*OBIETTIVO*. Ricopia senza alcuna modifica il tratto della pagina sui motivi della decisione che va da "In via preliminare" fino a "deposito del ricorso.", estremi inclusi.

*PAGINA*.

Motivi della decisione

In via preliminare va rilevata la fondatezza dell’eccezione formulata dalla ricorrente, la quale ha dedotto l’omessa notifica del controricorso presentato proposto dal Ministero dell’Economia e delle Finanze. A riguardo, è utile evidenziare che, in base al dettato dell’art. 370 c.p.c., la parte contro la quale il ricorso è diretto, se intende contraddire, deve farlo mediante controricorso da notificarsi al ricorrente nel domicilio eletto entro venti giorni dalla scadenza del termine stabilito per il deposito del ricorso.

*VOCI ARCHIVIATE*.
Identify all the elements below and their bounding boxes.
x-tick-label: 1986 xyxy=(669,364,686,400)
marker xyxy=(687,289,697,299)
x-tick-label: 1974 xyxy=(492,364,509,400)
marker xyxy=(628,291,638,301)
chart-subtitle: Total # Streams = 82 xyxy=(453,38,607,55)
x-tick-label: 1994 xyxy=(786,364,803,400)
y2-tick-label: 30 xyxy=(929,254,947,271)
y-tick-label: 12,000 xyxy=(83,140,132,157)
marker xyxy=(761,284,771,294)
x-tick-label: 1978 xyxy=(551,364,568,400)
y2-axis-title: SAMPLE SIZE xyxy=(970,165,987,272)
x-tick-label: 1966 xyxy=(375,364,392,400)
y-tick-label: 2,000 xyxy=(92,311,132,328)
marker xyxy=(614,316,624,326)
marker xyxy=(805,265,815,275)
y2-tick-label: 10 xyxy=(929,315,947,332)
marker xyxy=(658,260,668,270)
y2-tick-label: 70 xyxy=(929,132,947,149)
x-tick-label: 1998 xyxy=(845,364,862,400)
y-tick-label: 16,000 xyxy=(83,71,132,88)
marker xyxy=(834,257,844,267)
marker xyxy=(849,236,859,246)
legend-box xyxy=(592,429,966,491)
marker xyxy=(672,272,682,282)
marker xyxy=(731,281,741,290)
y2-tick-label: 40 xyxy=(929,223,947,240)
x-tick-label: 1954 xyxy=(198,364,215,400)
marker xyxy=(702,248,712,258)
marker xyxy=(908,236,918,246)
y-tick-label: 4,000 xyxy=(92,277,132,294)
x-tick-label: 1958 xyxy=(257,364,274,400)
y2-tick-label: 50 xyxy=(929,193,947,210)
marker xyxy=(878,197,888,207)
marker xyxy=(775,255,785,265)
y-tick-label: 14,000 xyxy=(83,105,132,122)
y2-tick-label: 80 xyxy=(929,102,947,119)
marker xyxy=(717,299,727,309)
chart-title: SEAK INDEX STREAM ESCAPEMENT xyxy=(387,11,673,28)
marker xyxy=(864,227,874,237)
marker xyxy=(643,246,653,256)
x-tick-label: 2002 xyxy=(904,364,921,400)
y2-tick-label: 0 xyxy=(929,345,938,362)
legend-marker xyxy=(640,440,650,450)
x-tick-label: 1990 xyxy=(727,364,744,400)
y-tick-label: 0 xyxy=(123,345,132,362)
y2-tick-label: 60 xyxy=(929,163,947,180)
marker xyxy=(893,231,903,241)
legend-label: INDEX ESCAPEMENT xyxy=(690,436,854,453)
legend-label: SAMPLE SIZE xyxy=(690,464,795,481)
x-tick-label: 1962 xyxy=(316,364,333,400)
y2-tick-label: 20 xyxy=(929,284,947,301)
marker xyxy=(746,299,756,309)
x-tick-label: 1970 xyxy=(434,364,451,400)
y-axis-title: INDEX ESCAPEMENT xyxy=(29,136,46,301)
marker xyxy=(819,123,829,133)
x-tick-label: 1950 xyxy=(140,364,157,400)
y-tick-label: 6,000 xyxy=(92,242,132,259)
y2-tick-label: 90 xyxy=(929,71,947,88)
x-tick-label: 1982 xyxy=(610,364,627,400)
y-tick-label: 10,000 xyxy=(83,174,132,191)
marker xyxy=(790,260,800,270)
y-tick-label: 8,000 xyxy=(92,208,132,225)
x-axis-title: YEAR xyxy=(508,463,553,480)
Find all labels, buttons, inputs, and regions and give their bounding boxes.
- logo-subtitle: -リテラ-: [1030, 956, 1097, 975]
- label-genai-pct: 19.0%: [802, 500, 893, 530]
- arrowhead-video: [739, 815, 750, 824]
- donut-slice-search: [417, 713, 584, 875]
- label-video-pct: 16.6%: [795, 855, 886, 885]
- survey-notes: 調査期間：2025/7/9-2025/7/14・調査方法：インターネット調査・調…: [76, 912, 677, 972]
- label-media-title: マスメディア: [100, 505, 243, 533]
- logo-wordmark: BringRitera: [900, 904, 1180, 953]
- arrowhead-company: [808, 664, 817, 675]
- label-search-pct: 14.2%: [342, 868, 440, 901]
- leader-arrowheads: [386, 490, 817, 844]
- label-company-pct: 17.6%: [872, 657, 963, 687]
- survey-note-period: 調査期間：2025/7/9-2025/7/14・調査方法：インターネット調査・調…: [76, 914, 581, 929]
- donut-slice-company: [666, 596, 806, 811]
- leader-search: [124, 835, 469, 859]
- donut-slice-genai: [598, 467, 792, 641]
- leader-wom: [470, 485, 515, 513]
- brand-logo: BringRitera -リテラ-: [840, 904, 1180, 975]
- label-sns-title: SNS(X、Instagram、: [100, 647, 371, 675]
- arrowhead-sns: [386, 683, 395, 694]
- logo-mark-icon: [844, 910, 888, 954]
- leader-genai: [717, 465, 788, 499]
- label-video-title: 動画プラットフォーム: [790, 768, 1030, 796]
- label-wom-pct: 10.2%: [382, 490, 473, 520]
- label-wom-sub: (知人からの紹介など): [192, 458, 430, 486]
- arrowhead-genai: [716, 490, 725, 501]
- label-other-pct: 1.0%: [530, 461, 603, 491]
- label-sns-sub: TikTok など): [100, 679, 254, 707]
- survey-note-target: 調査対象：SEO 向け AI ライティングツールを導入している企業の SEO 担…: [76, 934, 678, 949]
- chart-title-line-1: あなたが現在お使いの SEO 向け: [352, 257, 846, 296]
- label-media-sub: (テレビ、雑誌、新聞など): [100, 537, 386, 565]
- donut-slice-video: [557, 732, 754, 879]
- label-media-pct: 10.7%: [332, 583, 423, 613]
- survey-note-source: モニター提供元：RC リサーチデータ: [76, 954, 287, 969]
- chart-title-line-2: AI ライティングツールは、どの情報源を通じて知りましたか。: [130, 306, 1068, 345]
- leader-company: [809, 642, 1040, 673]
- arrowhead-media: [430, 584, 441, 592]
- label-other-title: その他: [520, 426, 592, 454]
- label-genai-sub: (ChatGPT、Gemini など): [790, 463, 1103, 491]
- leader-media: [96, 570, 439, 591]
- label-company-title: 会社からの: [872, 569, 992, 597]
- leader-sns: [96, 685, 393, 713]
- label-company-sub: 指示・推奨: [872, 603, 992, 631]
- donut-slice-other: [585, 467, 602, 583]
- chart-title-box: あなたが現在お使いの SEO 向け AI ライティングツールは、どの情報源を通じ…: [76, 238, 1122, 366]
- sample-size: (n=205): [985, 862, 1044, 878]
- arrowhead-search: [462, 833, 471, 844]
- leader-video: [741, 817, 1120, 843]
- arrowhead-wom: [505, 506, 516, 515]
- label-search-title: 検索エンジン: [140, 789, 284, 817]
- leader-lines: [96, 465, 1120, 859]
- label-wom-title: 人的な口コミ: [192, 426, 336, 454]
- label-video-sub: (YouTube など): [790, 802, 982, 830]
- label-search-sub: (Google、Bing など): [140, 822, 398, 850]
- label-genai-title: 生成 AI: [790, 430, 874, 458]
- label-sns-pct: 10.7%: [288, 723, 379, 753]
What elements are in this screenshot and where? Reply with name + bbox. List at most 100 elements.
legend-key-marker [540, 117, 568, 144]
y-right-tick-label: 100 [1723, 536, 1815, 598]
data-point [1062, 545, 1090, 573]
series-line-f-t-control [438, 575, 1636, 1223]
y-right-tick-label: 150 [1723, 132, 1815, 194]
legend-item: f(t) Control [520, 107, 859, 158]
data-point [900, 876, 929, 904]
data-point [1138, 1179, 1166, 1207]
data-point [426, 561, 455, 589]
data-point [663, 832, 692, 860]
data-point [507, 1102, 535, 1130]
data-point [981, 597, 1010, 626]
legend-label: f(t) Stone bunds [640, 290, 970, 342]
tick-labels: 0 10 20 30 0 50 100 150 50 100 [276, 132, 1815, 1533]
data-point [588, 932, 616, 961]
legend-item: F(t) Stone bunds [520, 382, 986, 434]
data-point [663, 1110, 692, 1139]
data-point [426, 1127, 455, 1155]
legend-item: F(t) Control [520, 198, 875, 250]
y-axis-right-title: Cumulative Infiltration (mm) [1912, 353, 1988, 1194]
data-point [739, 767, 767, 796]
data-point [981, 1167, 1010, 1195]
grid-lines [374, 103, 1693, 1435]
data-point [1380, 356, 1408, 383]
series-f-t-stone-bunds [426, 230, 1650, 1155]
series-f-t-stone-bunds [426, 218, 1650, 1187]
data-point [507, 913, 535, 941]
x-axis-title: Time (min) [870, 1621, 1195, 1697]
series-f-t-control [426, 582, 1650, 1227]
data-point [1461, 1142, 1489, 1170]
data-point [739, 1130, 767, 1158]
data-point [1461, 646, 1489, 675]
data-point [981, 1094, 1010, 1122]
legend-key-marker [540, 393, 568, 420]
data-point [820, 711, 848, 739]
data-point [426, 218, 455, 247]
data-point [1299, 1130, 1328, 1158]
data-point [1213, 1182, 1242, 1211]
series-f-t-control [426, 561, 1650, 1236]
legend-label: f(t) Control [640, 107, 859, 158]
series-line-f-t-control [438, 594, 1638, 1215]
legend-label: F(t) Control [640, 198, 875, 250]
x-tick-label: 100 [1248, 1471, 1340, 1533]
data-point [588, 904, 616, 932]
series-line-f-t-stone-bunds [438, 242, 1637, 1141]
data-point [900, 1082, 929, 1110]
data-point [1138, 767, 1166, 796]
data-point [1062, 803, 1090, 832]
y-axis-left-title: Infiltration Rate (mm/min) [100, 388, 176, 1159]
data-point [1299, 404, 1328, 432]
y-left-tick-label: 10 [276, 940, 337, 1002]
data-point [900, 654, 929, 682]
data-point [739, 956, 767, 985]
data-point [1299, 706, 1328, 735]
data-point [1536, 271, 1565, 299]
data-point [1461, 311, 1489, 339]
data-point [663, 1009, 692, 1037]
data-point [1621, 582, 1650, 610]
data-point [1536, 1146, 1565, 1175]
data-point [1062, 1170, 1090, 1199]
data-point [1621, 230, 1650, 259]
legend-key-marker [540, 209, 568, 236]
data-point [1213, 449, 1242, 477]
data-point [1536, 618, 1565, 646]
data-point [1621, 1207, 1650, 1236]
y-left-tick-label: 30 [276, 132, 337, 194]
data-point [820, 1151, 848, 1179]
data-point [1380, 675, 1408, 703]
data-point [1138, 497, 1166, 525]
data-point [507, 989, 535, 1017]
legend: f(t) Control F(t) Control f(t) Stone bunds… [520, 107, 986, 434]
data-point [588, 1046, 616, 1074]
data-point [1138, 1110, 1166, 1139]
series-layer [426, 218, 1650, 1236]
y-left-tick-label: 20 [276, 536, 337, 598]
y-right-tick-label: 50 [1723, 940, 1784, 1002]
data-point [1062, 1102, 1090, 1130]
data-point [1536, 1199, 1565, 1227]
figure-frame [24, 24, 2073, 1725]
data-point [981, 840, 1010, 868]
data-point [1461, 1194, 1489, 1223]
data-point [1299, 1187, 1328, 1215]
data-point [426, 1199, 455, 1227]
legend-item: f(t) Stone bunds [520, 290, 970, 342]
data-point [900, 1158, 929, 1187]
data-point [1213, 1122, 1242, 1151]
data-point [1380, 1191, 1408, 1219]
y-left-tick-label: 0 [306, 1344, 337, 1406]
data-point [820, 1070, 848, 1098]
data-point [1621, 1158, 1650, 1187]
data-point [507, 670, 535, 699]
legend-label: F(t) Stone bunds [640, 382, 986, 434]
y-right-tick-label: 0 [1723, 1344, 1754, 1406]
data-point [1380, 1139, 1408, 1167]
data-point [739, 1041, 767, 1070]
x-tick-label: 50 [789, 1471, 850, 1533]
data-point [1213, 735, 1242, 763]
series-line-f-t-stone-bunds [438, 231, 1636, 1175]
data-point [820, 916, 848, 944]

*RISULTATO DELL'ESERCIZIO*.
In via preliminare va rilevata la fondatezza dell’eccezione formulata dalla ricorrente, la quale ha dedotto l’omessa notifica del controricorso presentato proposto dal Ministero dell’Economia e delle Finanze. A riguardo, è utile evidenziare che, in base al dettato dell’art. 370 c.p.c., la parte contro la quale il ricorso è diretto, se intende contraddire, deve farlo mediante controricorso da notificarsi al ricorrente nel domicilio eletto entro venti giorni dalla scadenza del termine stabilito per il deposito del ricorso.